## [WHAT YOU WILL DO]
Copy out each line that includes the word "color".

## start

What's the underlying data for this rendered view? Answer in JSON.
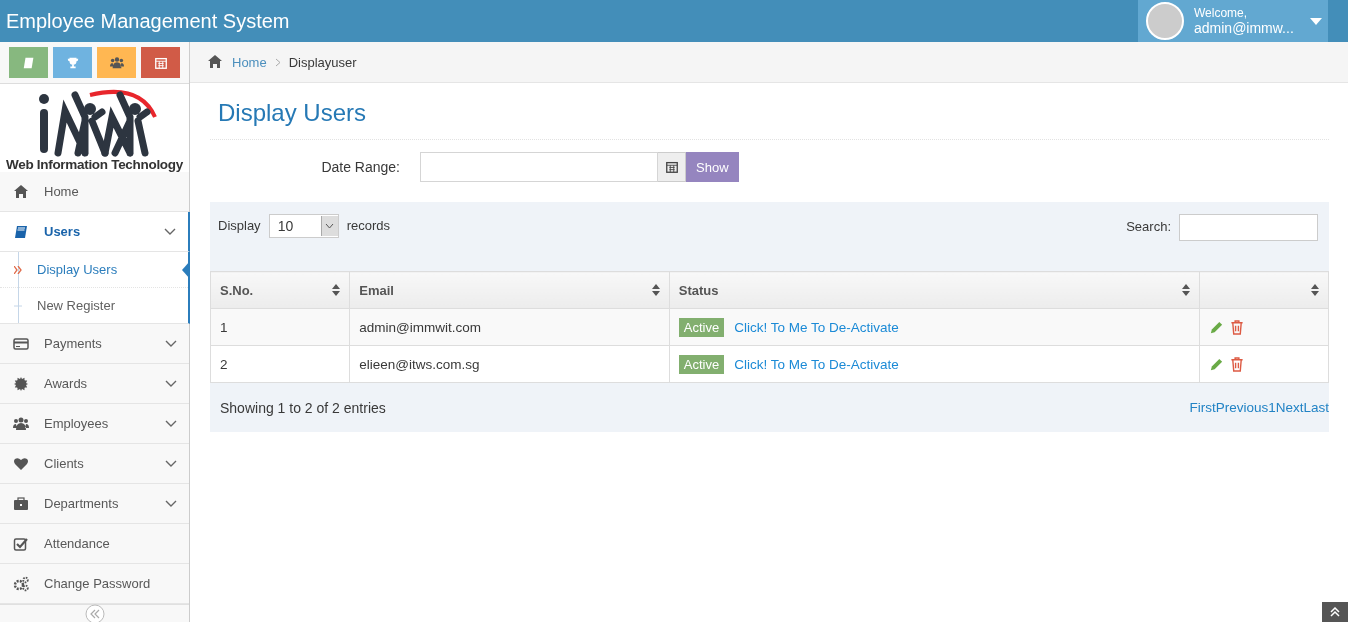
{
  "header": {
    "title": "Employee Management System",
    "user": {
      "greeting": "Welcome,",
      "name": "admin@immw..."
    }
  },
  "sidebar": {
    "shortcuts": [
      {
        "color": "#87b87f"
      },
      {
        "color": "#6fb3e0"
      },
      {
        "color": "#ffb752"
      },
      {
        "color": "#d15b47"
      }
    ],
    "logo_text": "Web Information Technology",
    "items": [
      {
        "label": "Home",
        "selected": false,
        "kind": "link"
      },
      {
        "label": "Users",
        "selected": true,
        "kind": "submenu",
        "expanded": true,
        "children": [
          {
            "label": "Display Users",
            "selected": true
          },
          {
            "label": "New Register",
            "selected": false
          }
        ]
      },
      {
        "label": "Payments",
        "selected": false,
        "kind": "submenu"
      },
      {
        "label": "Awards",
        "selected": false,
        "kind": "submenu"
      },
      {
        "label": "Employees",
        "selected": false,
        "kind": "submenu"
      },
      {
        "label": "Clients",
        "selected": false,
        "kind": "submenu"
      },
      {
        "label": "Departments",
        "selected": false,
        "kind": "submenu"
      },
      {
        "label": "Attendance",
        "selected": false,
        "kind": "link"
      },
      {
        "label": "Change Password",
        "selected": false,
        "kind": "link"
      }
    ]
  },
  "breadcrumb": [
    "Home",
    "Displayuser"
  ],
  "page_title": "Display Users",
  "filter": {
    "label": "Date Range:",
    "button": "Show"
  },
  "table_controls": {
    "display_label": "Display",
    "page_size": "10",
    "records_label": "records",
    "search_label": "Search:"
  },
  "table": {
    "columns": [
      "S.No.",
      "Email",
      "Status",
      ""
    ],
    "rows": [
      {
        "sno": "1",
        "email": "admin@immwit.com",
        "status": "Active",
        "action": "Click! To Me To De-Activate"
      },
      {
        "sno": "2",
        "email": "elieen@itws.com.sg",
        "status": "Active",
        "action": "Click! To Me To De-Activate"
      }
    ]
  },
  "footer": {
    "info": "Showing 1 to 2 of 2 entries",
    "pages": [
      "First",
      "Previous",
      "1",
      "Next",
      "Last"
    ]
  }
}
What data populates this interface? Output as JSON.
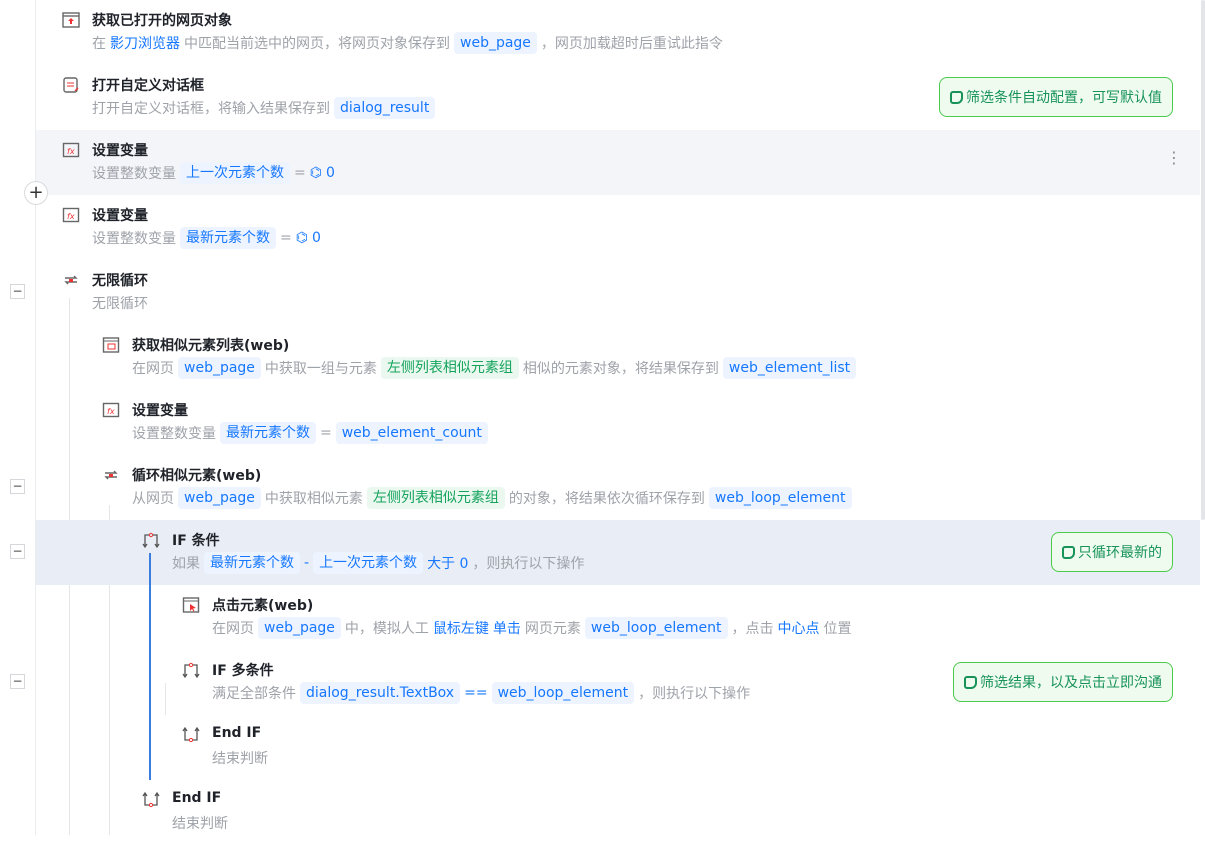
{
  "steps": [
    {
      "title": "获取已打开的网页对象",
      "desc": [
        "在",
        "影刀浏览器",
        "中匹配当前选中的网页，将网页对象保存到",
        "web_page",
        "，网页加载超时后重试此指令"
      ]
    },
    {
      "title": "打开自定义对话框",
      "desc": [
        "打开自定义对话框，将输入结果保存到",
        "dialog_result"
      ],
      "note": "筛选条件自动配置，可写默认值"
    },
    {
      "title": "设置变量",
      "desc": [
        "设置整数变量",
        "上一次元素个数",
        "=",
        "0"
      ]
    },
    {
      "title": "设置变量",
      "desc": [
        "设置整数变量",
        "最新元素个数",
        "=",
        "0"
      ]
    },
    {
      "title": "无限循环",
      "desc": [
        "无限循环"
      ]
    },
    {
      "title": "获取相似元素列表(web)",
      "desc": [
        "在网页",
        "web_page",
        "中获取一组与元素",
        "左侧列表相似元素组",
        "相似的元素对象，将结果保存到",
        "web_element_list"
      ]
    },
    {
      "title": "设置变量",
      "desc": [
        "设置整数变量",
        "最新元素个数",
        "=",
        "web_element_count"
      ]
    },
    {
      "title": "循环相似元素(web)",
      "desc": [
        "从网页",
        "web_page",
        "中获取相似元素",
        "左侧列表相似元素组",
        "的对象，将结果依次循环保存到",
        "web_loop_element"
      ]
    },
    {
      "title": "IF 条件",
      "desc": [
        "如果",
        "最新元素个数",
        "-",
        "上一次元素个数",
        "大于 0",
        "，则执行以下操作"
      ],
      "note": "只循环最新的"
    },
    {
      "title": "点击元素(web)",
      "desc": [
        "在网页",
        "web_page",
        "中，模拟人工",
        "鼠标左键",
        "单击",
        "网页元素",
        "web_loop_element",
        "，点击",
        "中心点",
        "位置"
      ]
    },
    {
      "title": "IF 多条件",
      "desc": [
        "满足全部条件",
        "dialog_result.TextBox",
        "==",
        "web_loop_element",
        "，则执行以下操作"
      ],
      "note": "筛选结果，以及点击立即沟通"
    },
    {
      "title": "End IF",
      "desc": [
        "结束判断"
      ]
    },
    {
      "title": "End IF",
      "desc": [
        "结束判断"
      ]
    }
  ],
  "controls": {
    "add": "+",
    "collapse": "−",
    "more": "⋮"
  }
}
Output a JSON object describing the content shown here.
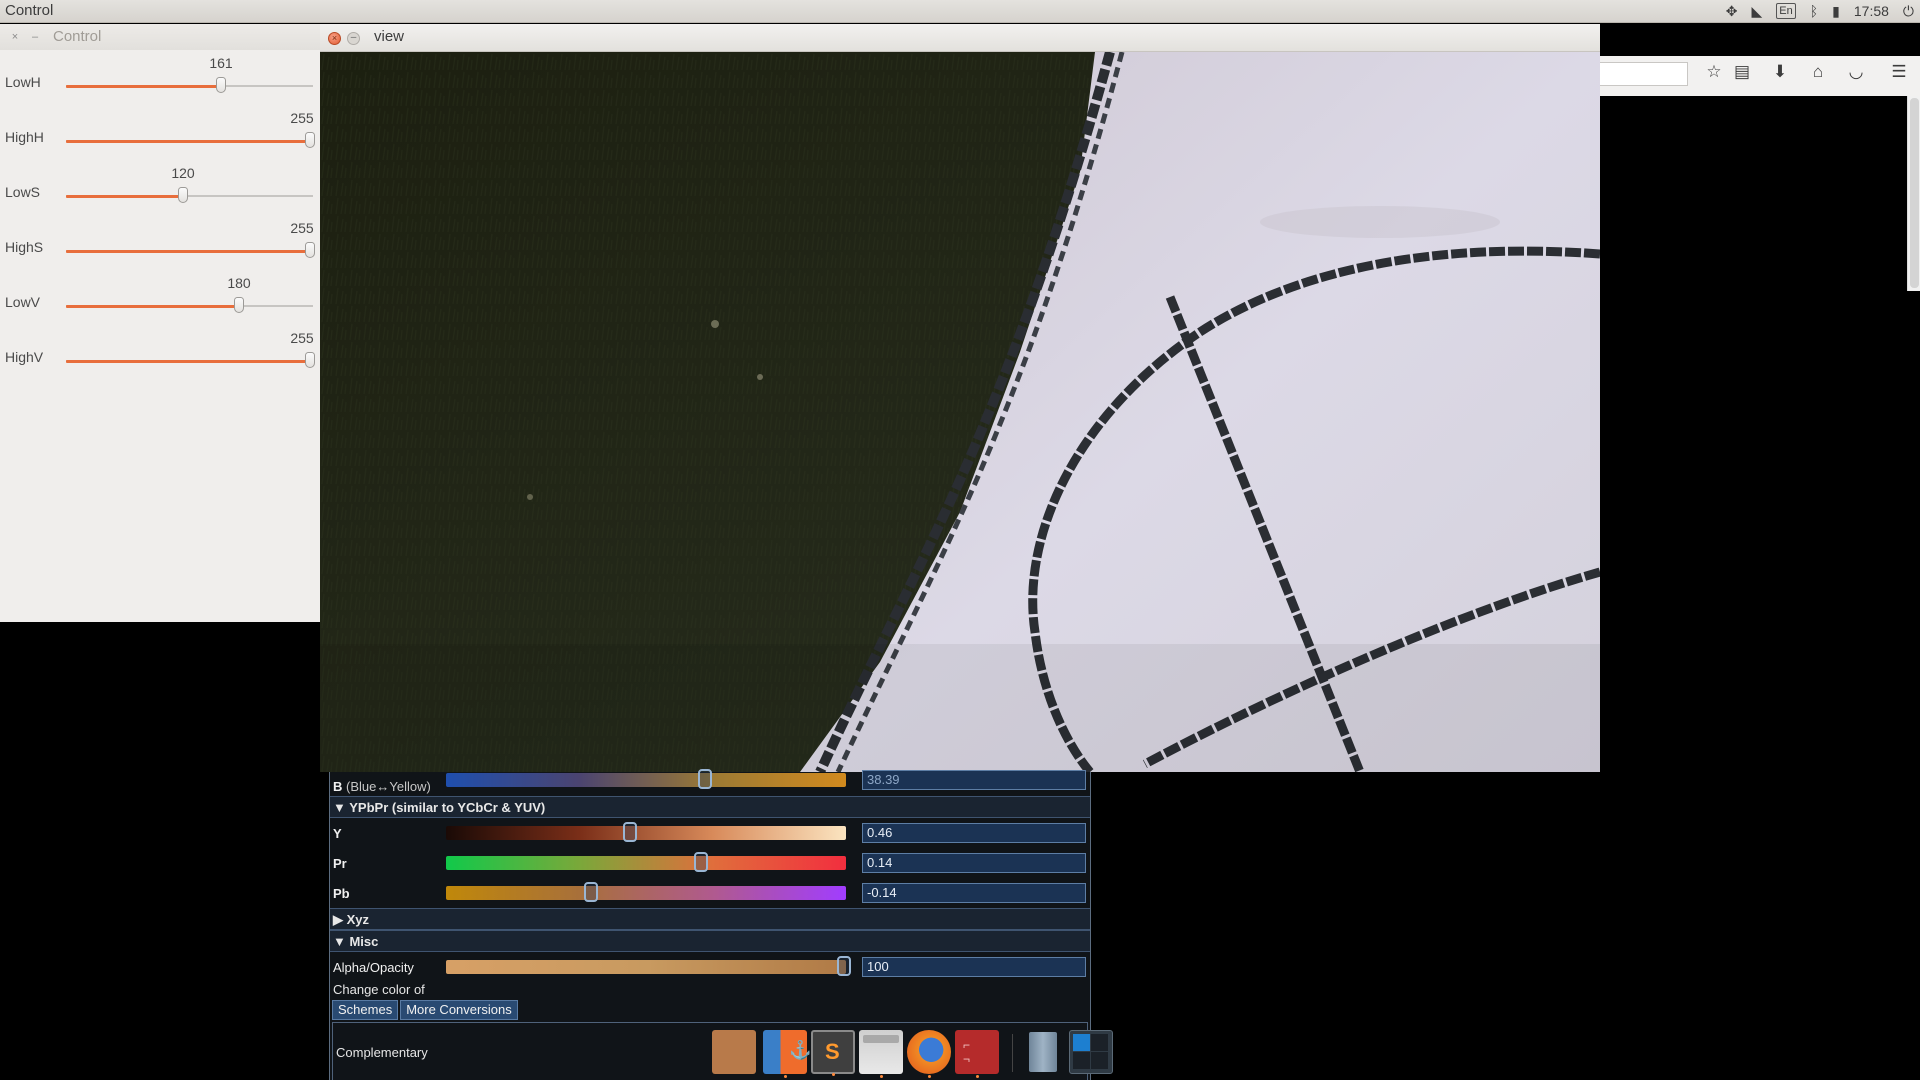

## end

## [EXERCISE RESULT]
        "color": "#87b87f"
        "color": "#6fb3e0"
        "color": "#ffb752"
        "color": "#d15b47"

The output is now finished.